## start
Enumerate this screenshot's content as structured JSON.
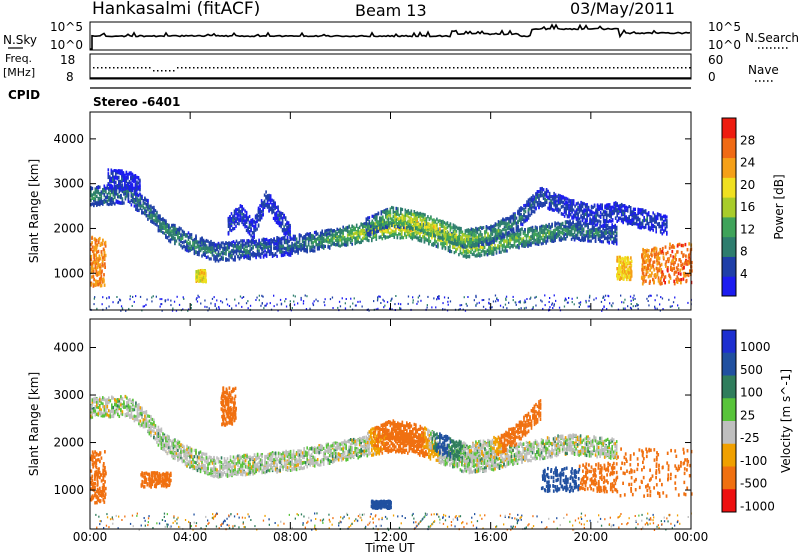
{
  "header": {
    "station": "Hankasalmi (fitACF)",
    "beam": "Beam 13",
    "date": "03/May/2011"
  },
  "strips": {
    "nsky_label": "N.Sky",
    "nsky_ticks": [
      "10^5",
      "10^0"
    ],
    "nsearch_label": "N.Search",
    "freq_label_line1": "Freq.",
    "freq_label_line2": "[MHz]",
    "freq_ticks": [
      "18",
      "8"
    ],
    "nave_label": "Nave",
    "nave_ticks": [
      "60",
      "0"
    ],
    "cpid_label": "CPID",
    "cpid_value": "Stereo -6401"
  },
  "colors": {
    "power": [
      "#1c1cf0",
      "#1f3fa8",
      "#2e7d6e",
      "#3fa35a",
      "#a8cc2a",
      "#f0e020",
      "#f5a018",
      "#f06a14",
      "#ee1c10"
    ],
    "velocity": [
      "#1d2fd0",
      "#2050a0",
      "#2f7d5c",
      "#58c43a",
      "#bfbfbf",
      "#f0a000",
      "#f07010",
      "#ee1010"
    ],
    "ground": "#9a9a9a"
  },
  "chart_data": [
    {
      "type": "heatmap",
      "name": "power",
      "xlabel": "",
      "ylabel": "Slant Range [km]",
      "x_ticks": [
        "00:00",
        "04:00",
        "08:00",
        "12:00",
        "16:00",
        "20:00",
        "00:00"
      ],
      "y_ticks": [
        1000,
        2000,
        3000,
        4000
      ],
      "xlim": [
        0,
        24
      ],
      "ylim": [
        180,
        4600
      ],
      "colorbar": {
        "label": "Power [dB]",
        "ticks": [
          4,
          8,
          12,
          16,
          20,
          24,
          28
        ],
        "range": [
          0,
          32
        ]
      },
      "echo_bands": [
        {
          "x": [
            0.0,
            0.7,
            1.5,
            2.2,
            3.0,
            4.0,
            5.0,
            6.0,
            7.0,
            8.0,
            9.0,
            10.0,
            11.0,
            12.0,
            13.0,
            14.0,
            15.0,
            16.0,
            17.0,
            18.0,
            19.0,
            20.0,
            21.0
          ],
          "y": [
            2750,
            2780,
            2800,
            2500,
            2000,
            1700,
            1500,
            1550,
            1600,
            1650,
            1750,
            1850,
            1950,
            2050,
            2000,
            1800,
            1600,
            1650,
            1800,
            1900,
            2000,
            1950,
            1900
          ],
          "level": [
            12,
            10,
            8,
            10,
            12,
            12,
            10,
            10,
            8,
            8,
            12,
            16,
            20,
            24,
            22,
            20,
            20,
            18,
            16,
            14,
            12,
            10,
            8
          ]
        },
        {
          "x": [
            0.7,
            1.5,
            2.0
          ],
          "y": [
            3150,
            3100,
            2950
          ],
          "level": [
            6,
            4,
            4
          ]
        },
        {
          "x": [
            5.5,
            6.0,
            6.5,
            7.0,
            7.5,
            8.0
          ],
          "y": [
            2100,
            2350,
            2000,
            2700,
            2300,
            1900
          ],
          "level": [
            6,
            6,
            6,
            6,
            6,
            6
          ]
        },
        {
          "x": [
            11.0,
            12.0,
            13.0,
            14.0,
            15.0,
            16.0,
            17.0,
            18.0,
            19.0,
            20.0,
            21.0,
            22.0,
            23.0
          ],
          "y": [
            2050,
            2300,
            2200,
            2000,
            1800,
            1900,
            2200,
            2750,
            2500,
            2350,
            2400,
            2250,
            2100
          ],
          "level": [
            10,
            18,
            22,
            22,
            18,
            14,
            10,
            8,
            6,
            6,
            6,
            6,
            6
          ]
        }
      ],
      "echo_patches": [
        {
          "x": [
            0.0,
            0.6
          ],
          "y": [
            750,
            1850
          ],
          "level": 28
        },
        {
          "x": [
            4.2,
            4.6
          ],
          "y": [
            850,
            1100
          ],
          "level": 22
        },
        {
          "x": [
            21.0,
            21.6
          ],
          "y": [
            900,
            1400
          ],
          "level": 24
        },
        {
          "x": [
            22.0,
            22.8
          ],
          "y": [
            800,
            1600
          ],
          "level": 28
        },
        {
          "x": [
            22.8,
            24.0
          ],
          "y": [
            800,
            1700
          ],
          "level": 30
        }
      ]
    },
    {
      "type": "heatmap",
      "name": "velocity",
      "xlabel": "Time UT",
      "ylabel": "Slant Range [km]",
      "x_ticks": [
        "00:00",
        "04:00",
        "08:00",
        "12:00",
        "16:00",
        "20:00",
        "00:00"
      ],
      "y_ticks": [
        1000,
        2000,
        3000,
        4000
      ],
      "xlim": [
        0,
        24
      ],
      "ylim": [
        180,
        4600
      ],
      "colorbar": {
        "label": "Velocity [m s^-1]",
        "ticks": [
          1000,
          500,
          100,
          25,
          -25,
          -100,
          -500,
          -1000
        ]
      },
      "echo_bands": [
        {
          "x": [
            0.0,
            0.7,
            1.5,
            2.2,
            3.0,
            4.0,
            5.0,
            6.0,
            7.0,
            8.0,
            9.0,
            10.0,
            11.0,
            12.0,
            13.0,
            14.0,
            15.0,
            16.0,
            17.0,
            18.0,
            19.0,
            20.0,
            21.0
          ],
          "y": [
            2750,
            2780,
            2800,
            2500,
            2000,
            1700,
            1500,
            1550,
            1600,
            1650,
            1750,
            1850,
            1950,
            2050,
            2000,
            1800,
            1600,
            1650,
            1800,
            1900,
            2000,
            1950,
            1900
          ],
          "velocity": [
            0,
            0,
            0,
            0,
            0,
            0,
            0,
            0,
            0,
            0,
            0,
            0,
            0,
            -150,
            -200,
            0,
            0,
            0,
            0,
            0,
            0,
            0,
            0
          ]
        },
        {
          "x": [
            11.0,
            12.0,
            13.0,
            14.0,
            15.0,
            16.0,
            17.0,
            18.0
          ],
          "y": [
            2050,
            2300,
            2200,
            2000,
            1800,
            1900,
            2200,
            2750
          ],
          "velocity": [
            0,
            -300,
            -200,
            150,
            0,
            0,
            -300,
            -400
          ]
        }
      ],
      "echo_patches": [
        {
          "x": [
            0.0,
            0.6
          ],
          "y": [
            750,
            1850
          ],
          "velocity": -400
        },
        {
          "x": [
            2.0,
            3.2
          ],
          "y": [
            1100,
            1400
          ],
          "velocity": -300
        },
        {
          "x": [
            5.2,
            5.8
          ],
          "y": [
            2400,
            3200
          ],
          "velocity": -400
        },
        {
          "x": [
            11.2,
            12.0
          ],
          "y": [
            650,
            800
          ],
          "velocity": 200
        },
        {
          "x": [
            18.0,
            19.5
          ],
          "y": [
            1000,
            1500
          ],
          "velocity": 300
        },
        {
          "x": [
            19.5,
            21.0
          ],
          "y": [
            1000,
            1600
          ],
          "velocity": -300
        },
        {
          "x": [
            21.0,
            24.0
          ],
          "y": [
            900,
            1900
          ],
          "velocity": -400
        }
      ]
    }
  ]
}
## end
_Problem to solve_
Restate the records above in full, word for word. Keep pictures out.

_Task output_
Enumerate this screenshot's content as structured JSON.
{
  "header": {
    "station": "Hankasalmi (fitACF)",
    "beam": "Beam 13",
    "date": "03/May/2011"
  },
  "strips": {
    "nsky_label": "N.Sky",
    "nsky_ticks": [
      "10^5",
      "10^0"
    ],
    "nsearch_label": "N.Search",
    "freq_label_line1": "Freq.",
    "freq_label_line2": "[MHz]",
    "freq_ticks": [
      "18",
      "8"
    ],
    "nave_label": "Nave",
    "nave_ticks": [
      "60",
      "0"
    ],
    "cpid_label": "CPID",
    "cpid_value": "Stereo -6401"
  },
  "colors": {
    "power": [
      "#1c1cf0",
      "#1f3fa8",
      "#2e7d6e",
      "#3fa35a",
      "#a8cc2a",
      "#f0e020",
      "#f5a018",
      "#f06a14",
      "#ee1c10"
    ],
    "velocity": [
      "#1d2fd0",
      "#2050a0",
      "#2f7d5c",
      "#58c43a",
      "#bfbfbf",
      "#f0a000",
      "#f07010",
      "#ee1010"
    ],
    "ground": "#9a9a9a"
  },
  "chart_data": [
    {
      "type": "heatmap",
      "name": "power",
      "xlabel": "",
      "ylabel": "Slant Range [km]",
      "x_ticks": [
        "00:00",
        "04:00",
        "08:00",
        "12:00",
        "16:00",
        "20:00",
        "00:00"
      ],
      "y_ticks": [
        1000,
        2000,
        3000,
        4000
      ],
      "xlim": [
        0,
        24
      ],
      "ylim": [
        180,
        4600
      ],
      "colorbar": {
        "label": "Power [dB]",
        "ticks": [
          4,
          8,
          12,
          16,
          20,
          24,
          28
        ],
        "range": [
          0,
          32
        ]
      },
      "echo_bands": [
        {
          "x": [
            0.0,
            0.7,
            1.5,
            2.2,
            3.0,
            4.0,
            5.0,
            6.0,
            7.0,
            8.0,
            9.0,
            10.0,
            11.0,
            12.0,
            13.0,
            14.0,
            15.0,
            16.0,
            17.0,
            18.0,
            19.0,
            20.0,
            21.0
          ],
          "y": [
            2750,
            2780,
            2800,
            2500,
            2000,
            1700,
            1500,
            1550,
            1600,
            1650,
            1750,
            1850,
            1950,
            2050,
            2000,
            1800,
            1600,
            1650,
            1800,
            1900,
            2000,
            1950,
            1900
          ],
          "level": [
            12,
            10,
            8,
            10,
            12,
            12,
            10,
            10,
            8,
            8,
            12,
            16,
            20,
            24,
            22,
            20,
            20,
            18,
            16,
            14,
            12,
            10,
            8
          ]
        },
        {
          "x": [
            0.7,
            1.5,
            2.0
          ],
          "y": [
            3150,
            3100,
            2950
          ],
          "level": [
            6,
            4,
            4
          ]
        },
        {
          "x": [
            5.5,
            6.0,
            6.5,
            7.0,
            7.5,
            8.0
          ],
          "y": [
            2100,
            2350,
            2000,
            2700,
            2300,
            1900
          ],
          "level": [
            6,
            6,
            6,
            6,
            6,
            6
          ]
        },
        {
          "x": [
            11.0,
            12.0,
            13.0,
            14.0,
            15.0,
            16.0,
            17.0,
            18.0,
            19.0,
            20.0,
            21.0,
            22.0,
            23.0
          ],
          "y": [
            2050,
            2300,
            2200,
            2000,
            1800,
            1900,
            2200,
            2750,
            2500,
            2350,
            2400,
            2250,
            2100
          ],
          "level": [
            10,
            18,
            22,
            22,
            18,
            14,
            10,
            8,
            6,
            6,
            6,
            6,
            6
          ]
        }
      ],
      "echo_patches": [
        {
          "x": [
            0.0,
            0.6
          ],
          "y": [
            750,
            1850
          ],
          "level": 28
        },
        {
          "x": [
            4.2,
            4.6
          ],
          "y": [
            850,
            1100
          ],
          "level": 22
        },
        {
          "x": [
            21.0,
            21.6
          ],
          "y": [
            900,
            1400
          ],
          "level": 24
        },
        {
          "x": [
            22.0,
            22.8
          ],
          "y": [
            800,
            1600
          ],
          "level": 28
        },
        {
          "x": [
            22.8,
            24.0
          ],
          "y": [
            800,
            1700
          ],
          "level": 30
        }
      ]
    },
    {
      "type": "heatmap",
      "name": "velocity",
      "xlabel": "Time UT",
      "ylabel": "Slant Range [km]",
      "x_ticks": [
        "00:00",
        "04:00",
        "08:00",
        "12:00",
        "16:00",
        "20:00",
        "00:00"
      ],
      "y_ticks": [
        1000,
        2000,
        3000,
        4000
      ],
      "xlim": [
        0,
        24
      ],
      "ylim": [
        180,
        4600
      ],
      "colorbar": {
        "label": "Velocity [m s^-1]",
        "ticks": [
          1000,
          500,
          100,
          25,
          -25,
          -100,
          -500,
          -1000
        ]
      },
      "echo_bands": [
        {
          "x": [
            0.0,
            0.7,
            1.5,
            2.2,
            3.0,
            4.0,
            5.0,
            6.0,
            7.0,
            8.0,
            9.0,
            10.0,
            11.0,
            12.0,
            13.0,
            14.0,
            15.0,
            16.0,
            17.0,
            18.0,
            19.0,
            20.0,
            21.0
          ],
          "y": [
            2750,
            2780,
            2800,
            2500,
            2000,
            1700,
            1500,
            1550,
            1600,
            1650,
            1750,
            1850,
            1950,
            2050,
            2000,
            1800,
            1600,
            1650,
            1800,
            1900,
            2000,
            1950,
            1900
          ],
          "velocity": [
            0,
            0,
            0,
            0,
            0,
            0,
            0,
            0,
            0,
            0,
            0,
            0,
            0,
            -150,
            -200,
            0,
            0,
            0,
            0,
            0,
            0,
            0,
            0
          ]
        },
        {
          "x": [
            11.0,
            12.0,
            13.0,
            14.0,
            15.0,
            16.0,
            17.0,
            18.0
          ],
          "y": [
            2050,
            2300,
            2200,
            2000,
            1800,
            1900,
            2200,
            2750
          ],
          "velocity": [
            0,
            -300,
            -200,
            150,
            0,
            0,
            -300,
            -400
          ]
        }
      ],
      "echo_patches": [
        {
          "x": [
            0.0,
            0.6
          ],
          "y": [
            750,
            1850
          ],
          "velocity": -400
        },
        {
          "x": [
            2.0,
            3.2
          ],
          "y": [
            1100,
            1400
          ],
          "velocity": -300
        },
        {
          "x": [
            5.2,
            5.8
          ],
          "y": [
            2400,
            3200
          ],
          "velocity": -400
        },
        {
          "x": [
            11.2,
            12.0
          ],
          "y": [
            650,
            800
          ],
          "velocity": 200
        },
        {
          "x": [
            18.0,
            19.5
          ],
          "y": [
            1000,
            1500
          ],
          "velocity": 300
        },
        {
          "x": [
            19.5,
            21.0
          ],
          "y": [
            1000,
            1600
          ],
          "velocity": -300
        },
        {
          "x": [
            21.0,
            24.0
          ],
          "y": [
            900,
            1900
          ],
          "velocity": -400
        }
      ]
    }
  ]
}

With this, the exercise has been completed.